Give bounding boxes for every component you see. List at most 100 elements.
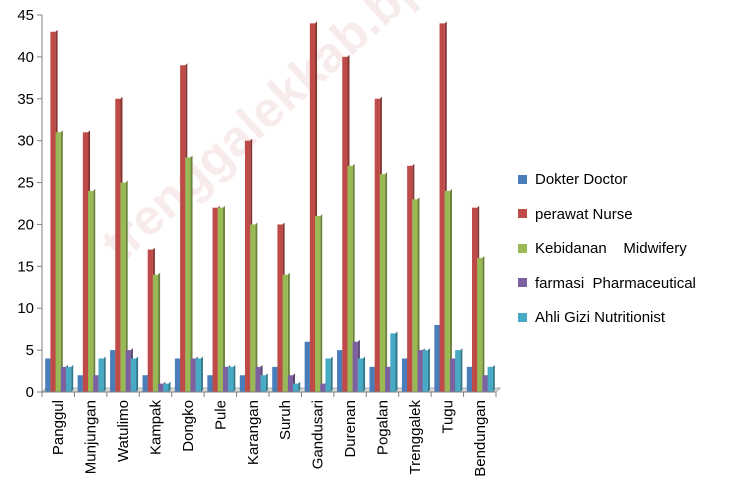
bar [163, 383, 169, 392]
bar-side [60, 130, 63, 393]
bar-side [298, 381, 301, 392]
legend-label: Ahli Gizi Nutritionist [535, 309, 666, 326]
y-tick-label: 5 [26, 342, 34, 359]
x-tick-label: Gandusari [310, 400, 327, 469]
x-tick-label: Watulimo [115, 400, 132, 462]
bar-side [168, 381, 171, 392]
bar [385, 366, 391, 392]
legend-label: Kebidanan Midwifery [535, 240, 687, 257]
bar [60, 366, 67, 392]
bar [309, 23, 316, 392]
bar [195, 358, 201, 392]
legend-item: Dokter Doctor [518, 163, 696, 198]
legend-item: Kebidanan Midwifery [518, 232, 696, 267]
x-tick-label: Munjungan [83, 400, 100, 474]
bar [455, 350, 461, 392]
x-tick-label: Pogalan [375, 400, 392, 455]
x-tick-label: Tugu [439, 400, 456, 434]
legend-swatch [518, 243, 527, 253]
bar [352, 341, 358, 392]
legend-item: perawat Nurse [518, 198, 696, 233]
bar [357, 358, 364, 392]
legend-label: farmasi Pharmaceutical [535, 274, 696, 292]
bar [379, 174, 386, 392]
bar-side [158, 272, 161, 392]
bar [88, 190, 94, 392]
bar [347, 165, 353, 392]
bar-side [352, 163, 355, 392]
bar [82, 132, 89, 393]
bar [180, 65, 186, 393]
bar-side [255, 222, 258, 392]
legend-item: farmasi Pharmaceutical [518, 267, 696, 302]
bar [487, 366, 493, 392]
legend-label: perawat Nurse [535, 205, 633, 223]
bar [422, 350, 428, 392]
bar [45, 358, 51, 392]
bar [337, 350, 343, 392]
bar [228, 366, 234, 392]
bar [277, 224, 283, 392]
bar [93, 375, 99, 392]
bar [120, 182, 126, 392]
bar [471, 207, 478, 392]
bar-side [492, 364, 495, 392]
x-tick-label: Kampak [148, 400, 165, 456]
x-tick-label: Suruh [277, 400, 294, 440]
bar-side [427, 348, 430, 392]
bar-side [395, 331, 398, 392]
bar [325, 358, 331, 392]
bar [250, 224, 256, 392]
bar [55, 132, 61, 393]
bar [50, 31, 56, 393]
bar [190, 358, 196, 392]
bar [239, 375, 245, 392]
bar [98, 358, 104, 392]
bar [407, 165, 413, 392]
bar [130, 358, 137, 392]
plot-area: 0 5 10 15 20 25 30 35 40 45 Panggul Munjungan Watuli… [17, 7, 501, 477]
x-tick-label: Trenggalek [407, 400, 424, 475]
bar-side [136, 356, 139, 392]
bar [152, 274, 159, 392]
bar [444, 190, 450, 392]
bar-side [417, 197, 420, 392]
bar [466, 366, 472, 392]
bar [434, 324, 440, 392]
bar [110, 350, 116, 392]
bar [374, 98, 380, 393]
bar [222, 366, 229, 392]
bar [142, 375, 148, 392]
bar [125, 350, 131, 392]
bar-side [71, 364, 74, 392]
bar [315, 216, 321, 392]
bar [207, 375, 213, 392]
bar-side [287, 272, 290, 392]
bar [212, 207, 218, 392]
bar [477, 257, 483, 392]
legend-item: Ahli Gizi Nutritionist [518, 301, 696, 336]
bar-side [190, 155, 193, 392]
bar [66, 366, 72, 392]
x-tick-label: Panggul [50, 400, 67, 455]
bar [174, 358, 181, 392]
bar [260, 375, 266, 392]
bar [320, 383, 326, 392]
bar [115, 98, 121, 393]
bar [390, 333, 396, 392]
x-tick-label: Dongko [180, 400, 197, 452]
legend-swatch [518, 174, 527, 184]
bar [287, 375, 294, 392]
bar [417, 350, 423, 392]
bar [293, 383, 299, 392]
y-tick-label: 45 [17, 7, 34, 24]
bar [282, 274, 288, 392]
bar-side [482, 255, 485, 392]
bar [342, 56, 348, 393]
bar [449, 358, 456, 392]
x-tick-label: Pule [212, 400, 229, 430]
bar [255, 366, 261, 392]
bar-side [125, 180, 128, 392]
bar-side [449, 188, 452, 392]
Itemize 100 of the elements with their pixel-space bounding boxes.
--
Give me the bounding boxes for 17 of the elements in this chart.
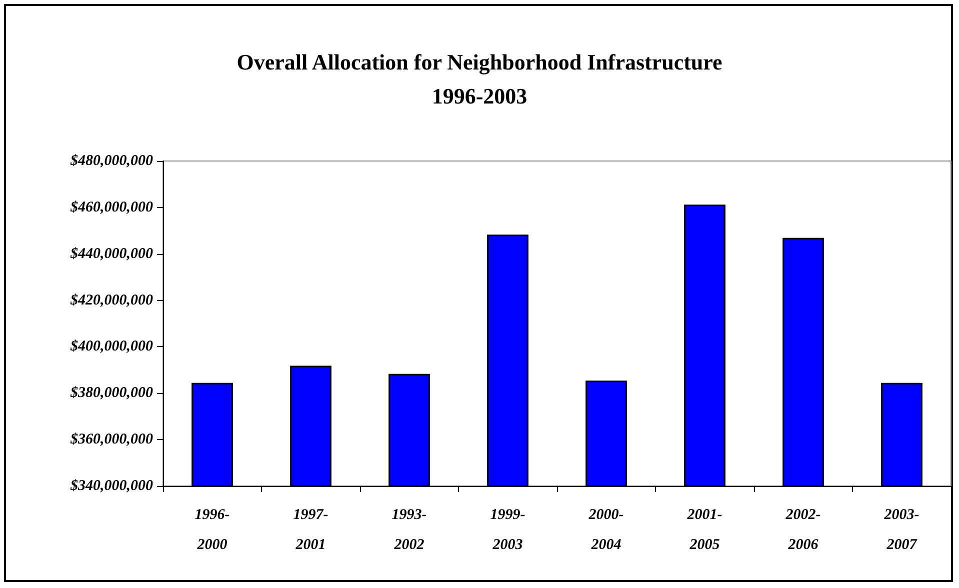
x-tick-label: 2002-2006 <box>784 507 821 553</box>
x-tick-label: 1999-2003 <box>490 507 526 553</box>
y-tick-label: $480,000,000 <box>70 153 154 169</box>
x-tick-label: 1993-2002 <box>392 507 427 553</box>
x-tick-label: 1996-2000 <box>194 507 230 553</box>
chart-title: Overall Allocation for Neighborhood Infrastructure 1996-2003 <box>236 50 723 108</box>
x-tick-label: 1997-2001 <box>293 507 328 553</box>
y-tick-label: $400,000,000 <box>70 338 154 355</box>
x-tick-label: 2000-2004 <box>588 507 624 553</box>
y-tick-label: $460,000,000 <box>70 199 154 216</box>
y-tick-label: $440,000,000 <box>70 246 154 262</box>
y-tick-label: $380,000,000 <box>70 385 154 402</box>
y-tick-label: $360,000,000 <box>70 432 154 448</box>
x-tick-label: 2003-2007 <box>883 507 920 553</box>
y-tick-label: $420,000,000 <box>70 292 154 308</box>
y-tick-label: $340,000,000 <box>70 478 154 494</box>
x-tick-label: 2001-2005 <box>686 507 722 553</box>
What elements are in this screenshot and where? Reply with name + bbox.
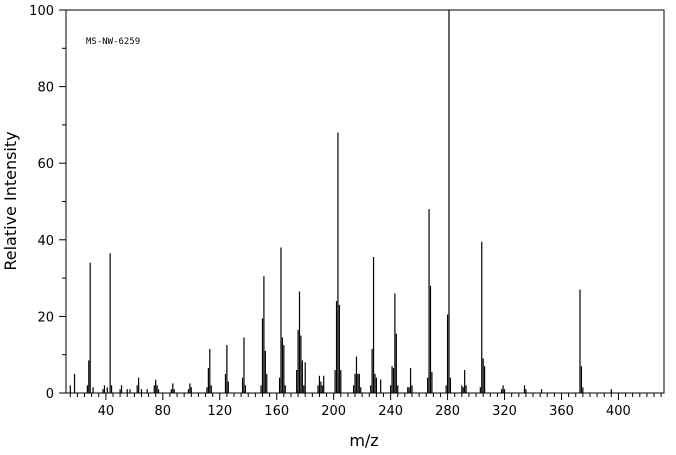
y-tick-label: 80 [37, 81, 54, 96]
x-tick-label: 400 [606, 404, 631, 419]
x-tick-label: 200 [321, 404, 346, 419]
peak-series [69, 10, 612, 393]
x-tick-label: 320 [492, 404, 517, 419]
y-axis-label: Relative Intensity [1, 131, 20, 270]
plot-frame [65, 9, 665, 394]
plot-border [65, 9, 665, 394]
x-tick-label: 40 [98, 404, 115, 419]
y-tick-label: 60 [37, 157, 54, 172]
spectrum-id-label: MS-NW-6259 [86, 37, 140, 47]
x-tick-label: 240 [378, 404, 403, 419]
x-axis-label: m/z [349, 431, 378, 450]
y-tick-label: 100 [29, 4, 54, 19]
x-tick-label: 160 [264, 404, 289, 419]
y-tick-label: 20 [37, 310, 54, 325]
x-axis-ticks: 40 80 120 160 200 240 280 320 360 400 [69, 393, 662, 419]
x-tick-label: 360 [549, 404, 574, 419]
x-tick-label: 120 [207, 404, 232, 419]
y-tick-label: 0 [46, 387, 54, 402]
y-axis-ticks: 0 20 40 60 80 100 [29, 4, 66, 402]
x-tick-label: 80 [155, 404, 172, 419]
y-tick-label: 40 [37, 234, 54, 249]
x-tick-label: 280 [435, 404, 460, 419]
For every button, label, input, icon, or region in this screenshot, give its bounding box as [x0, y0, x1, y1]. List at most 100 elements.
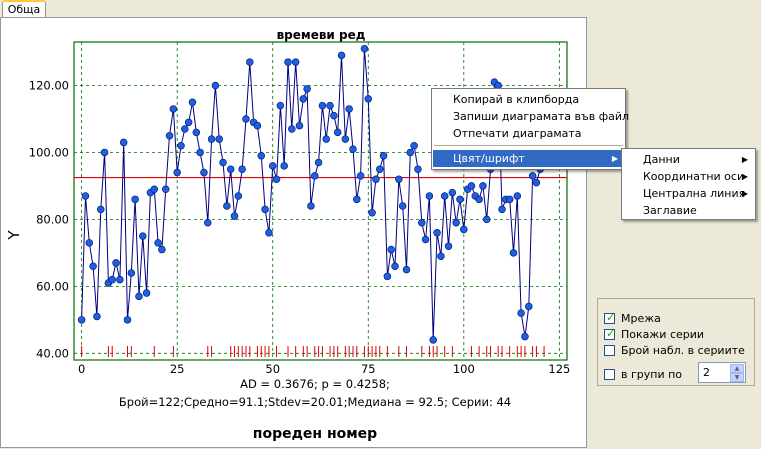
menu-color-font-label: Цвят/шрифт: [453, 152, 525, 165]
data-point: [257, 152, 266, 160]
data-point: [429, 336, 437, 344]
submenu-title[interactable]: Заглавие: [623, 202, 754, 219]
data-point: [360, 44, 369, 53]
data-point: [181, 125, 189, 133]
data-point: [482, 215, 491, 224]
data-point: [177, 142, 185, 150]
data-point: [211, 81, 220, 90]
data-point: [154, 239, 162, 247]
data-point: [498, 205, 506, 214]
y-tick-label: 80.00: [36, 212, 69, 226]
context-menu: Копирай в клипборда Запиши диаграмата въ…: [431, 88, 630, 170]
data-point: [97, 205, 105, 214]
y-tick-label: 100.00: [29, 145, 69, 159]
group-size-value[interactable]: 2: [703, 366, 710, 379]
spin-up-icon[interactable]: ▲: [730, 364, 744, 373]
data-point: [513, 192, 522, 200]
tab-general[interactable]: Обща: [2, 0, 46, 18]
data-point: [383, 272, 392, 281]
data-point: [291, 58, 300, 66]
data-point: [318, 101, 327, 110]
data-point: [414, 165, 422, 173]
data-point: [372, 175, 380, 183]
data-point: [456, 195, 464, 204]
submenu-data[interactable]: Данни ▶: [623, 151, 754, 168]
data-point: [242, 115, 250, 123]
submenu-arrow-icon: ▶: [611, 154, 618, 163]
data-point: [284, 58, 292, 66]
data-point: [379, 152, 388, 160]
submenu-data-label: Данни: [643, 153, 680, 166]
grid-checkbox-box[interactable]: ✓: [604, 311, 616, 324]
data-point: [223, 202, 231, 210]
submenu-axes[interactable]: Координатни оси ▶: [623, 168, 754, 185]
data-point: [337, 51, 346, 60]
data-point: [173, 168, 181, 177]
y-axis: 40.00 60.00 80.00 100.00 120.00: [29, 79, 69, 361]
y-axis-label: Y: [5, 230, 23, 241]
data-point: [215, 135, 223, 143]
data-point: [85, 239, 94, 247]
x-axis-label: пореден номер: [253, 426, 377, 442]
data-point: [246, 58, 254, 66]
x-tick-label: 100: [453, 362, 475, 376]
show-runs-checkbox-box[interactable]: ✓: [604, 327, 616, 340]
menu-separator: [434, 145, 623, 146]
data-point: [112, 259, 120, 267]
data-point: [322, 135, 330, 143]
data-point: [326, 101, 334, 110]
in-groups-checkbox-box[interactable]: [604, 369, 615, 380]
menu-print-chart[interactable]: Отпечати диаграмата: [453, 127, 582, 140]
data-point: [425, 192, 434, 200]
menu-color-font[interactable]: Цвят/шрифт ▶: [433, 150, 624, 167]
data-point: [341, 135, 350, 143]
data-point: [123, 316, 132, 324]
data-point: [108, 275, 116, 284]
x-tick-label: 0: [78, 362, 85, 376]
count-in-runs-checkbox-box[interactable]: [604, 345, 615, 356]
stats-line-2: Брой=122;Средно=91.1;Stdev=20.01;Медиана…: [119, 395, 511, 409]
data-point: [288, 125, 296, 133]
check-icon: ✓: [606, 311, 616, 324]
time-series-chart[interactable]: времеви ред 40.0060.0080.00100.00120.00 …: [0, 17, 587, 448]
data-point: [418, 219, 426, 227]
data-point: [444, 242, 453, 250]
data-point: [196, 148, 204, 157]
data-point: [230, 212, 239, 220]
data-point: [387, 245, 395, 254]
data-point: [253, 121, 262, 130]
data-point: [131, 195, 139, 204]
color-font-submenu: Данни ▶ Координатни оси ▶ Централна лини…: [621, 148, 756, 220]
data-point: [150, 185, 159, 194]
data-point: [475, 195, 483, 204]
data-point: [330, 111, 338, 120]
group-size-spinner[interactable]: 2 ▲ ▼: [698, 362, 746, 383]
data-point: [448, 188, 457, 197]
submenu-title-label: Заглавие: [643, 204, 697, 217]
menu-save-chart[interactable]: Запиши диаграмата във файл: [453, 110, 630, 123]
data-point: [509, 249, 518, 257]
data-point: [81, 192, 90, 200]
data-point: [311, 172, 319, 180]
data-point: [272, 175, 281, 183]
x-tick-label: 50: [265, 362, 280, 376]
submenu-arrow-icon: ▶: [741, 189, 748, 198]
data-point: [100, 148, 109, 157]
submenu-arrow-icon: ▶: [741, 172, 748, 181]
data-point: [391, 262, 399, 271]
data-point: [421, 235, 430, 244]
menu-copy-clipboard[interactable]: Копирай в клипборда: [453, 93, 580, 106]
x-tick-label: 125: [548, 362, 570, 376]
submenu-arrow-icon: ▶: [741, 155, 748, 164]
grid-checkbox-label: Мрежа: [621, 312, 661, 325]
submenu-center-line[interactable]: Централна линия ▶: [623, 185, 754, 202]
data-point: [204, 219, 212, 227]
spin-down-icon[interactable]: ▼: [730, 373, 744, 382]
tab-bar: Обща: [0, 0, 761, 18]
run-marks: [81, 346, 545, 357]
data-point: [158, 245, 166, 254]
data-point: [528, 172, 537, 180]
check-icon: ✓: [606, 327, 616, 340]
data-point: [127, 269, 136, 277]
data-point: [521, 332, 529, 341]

EXERCISE PROMPT ▸ Express the entries from the line containing "bar [163, 383, 169, 392]" through the line containing "bar [422, 350, 428, 392]" as a JSON list of strings, one per line, leaving out blank lines.

THE OUTPUT ▸
[
  "bar [163, 383, 169, 392]",
  "bar-side [60, 130, 63, 393]",
  "bar-side [298, 381, 301, 392]",
  "legend-label: Ahli Gizi Nutritionist [535, 309, 666, 326]",
  "y-tick-label: 5 [26, 342, 34, 359]",
  "x-tick-label: Gandusari [310, 400, 327, 469]",
  "x-tick-label: Watulimo [115, 400, 132, 462]",
  "bar-side [168, 381, 171, 392]",
  "bar [385, 366, 391, 392]",
  "legend-label: Kebidanan Midwifery [535, 240, 687, 257]",
  "bar [60, 366, 67, 392]",
  "bar [309, 23, 316, 392]",
  "bar [195, 358, 201, 392]",
  "legend-item: Dokter Doctor [518, 163, 696, 198]",
  "legend-item: Kebidanan Midwifery [518, 232, 696, 267]",
  "x-tick-label: Munjungan [83, 400, 100, 474]",
  "bar [455, 350, 461, 392]",
  "x-tick-label: Pogalan [375, 400, 392, 455]",
  "x-tick-label: Tugu [439, 400, 456, 434]",
  "legend-swatch [518, 243, 527, 253]",
  "bar [352, 341, 358, 392]",
  "legend-item: perawat Nurse [518, 198, 696, 233]",
  "bar [357, 358, 364, 392]",
  "legend-label: farmasi Pharmaceutical [535, 274, 696, 292]",
  "bar [379, 174, 386, 392]",
  "bar-side [158, 272, 161, 392]",
  "bar [88, 190, 94, 392]",
  "bar [347, 165, 353, 392]",
  "bar-side [352, 163, 355, 392]",
  "bar [82, 132, 89, 393]",
  "bar [180, 65, 186, 393]",
  "bar-side [255, 222, 258, 392]",
  "legend-item: farmasi Pharmaceutical [518, 267, 696, 302]",
  "bar [487, 366, 493, 392]",
  "legend-label: perawat Nurse [535, 205, 633, 223]",
  "bar [422, 350, 428, 392]"
]